Citations sur Mes voyages avec Hérodote (24)
Il a fallu que je vienne à Alger pour comprendre que, après plusieurs années d'expérience journalistique, je faisais fausse route. En cherchant à tout prix des images spectaculaires, en m'imaginant que, à elles seules, elles permettent de faire l'économie d'une analyse profonde, je m'égarais. Interpréter le monde au travers de ce qu'il veut bien nous montrer à ses heures de convulsions spasmodiques, tandis qu'il est ébranlé par les coups et les explosions, qu'il est la proie des flammes et de la fumée, de la poussière et de l'odeur de brûlé, qu'il s'effondre et que, dans ses ruines, les survivants en larmes se penchent sur les dépouillles de leurs proches, en procédant de la sorte, était une erreur.

### Exercices à résoudre
- a) Citez fidèlement le passage depuis « Il a fallu que » jusqu'à « était une erreur. ».
- b) D'après le passage, dans quelle ville la prise de conscience d'avoir fait fausse route a-t-elle eu lieu ?
Le listing n'a aucun rapport avec le passage.

### Extrait de données
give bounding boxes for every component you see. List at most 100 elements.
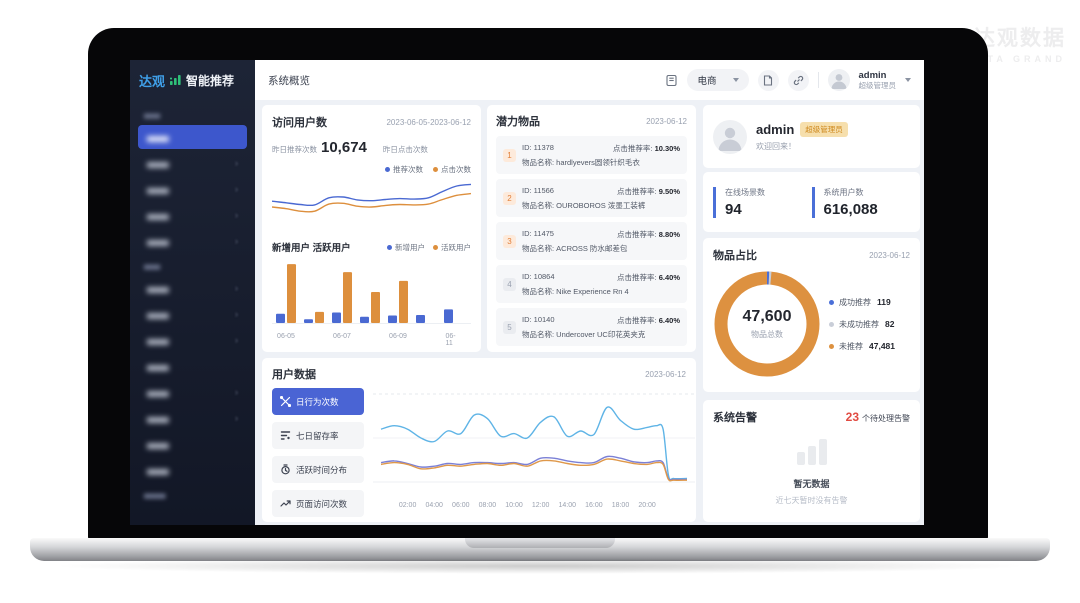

### Réponses par exercice
- a)
Il a fallu que je vienne à Alger pour comprendre que, après plusieurs années d'expérience journalistique, je faisais fausse route. En cherchant à tout prix des images spectaculaires, en m'imaginant que, à elles seules, elles permettent de faire l'économie d'une analyse profonde, je m'égarais. Interpréter le monde au travers de ce qu'il veut bien nous montrer à ses heures de convulsions spasmodiques, tandis qu'il est ébranlé par les coups et les explosions, qu'il est la proie des flammes et de la fumée, de la poussière et de l'odeur de brûlé, qu'il s'effondre et que, dans ses ruines, les survivants en larmes se penchent sur les dépouillles de leurs proches, en procédant de la sorte, était une erreur.

- b) À Alger.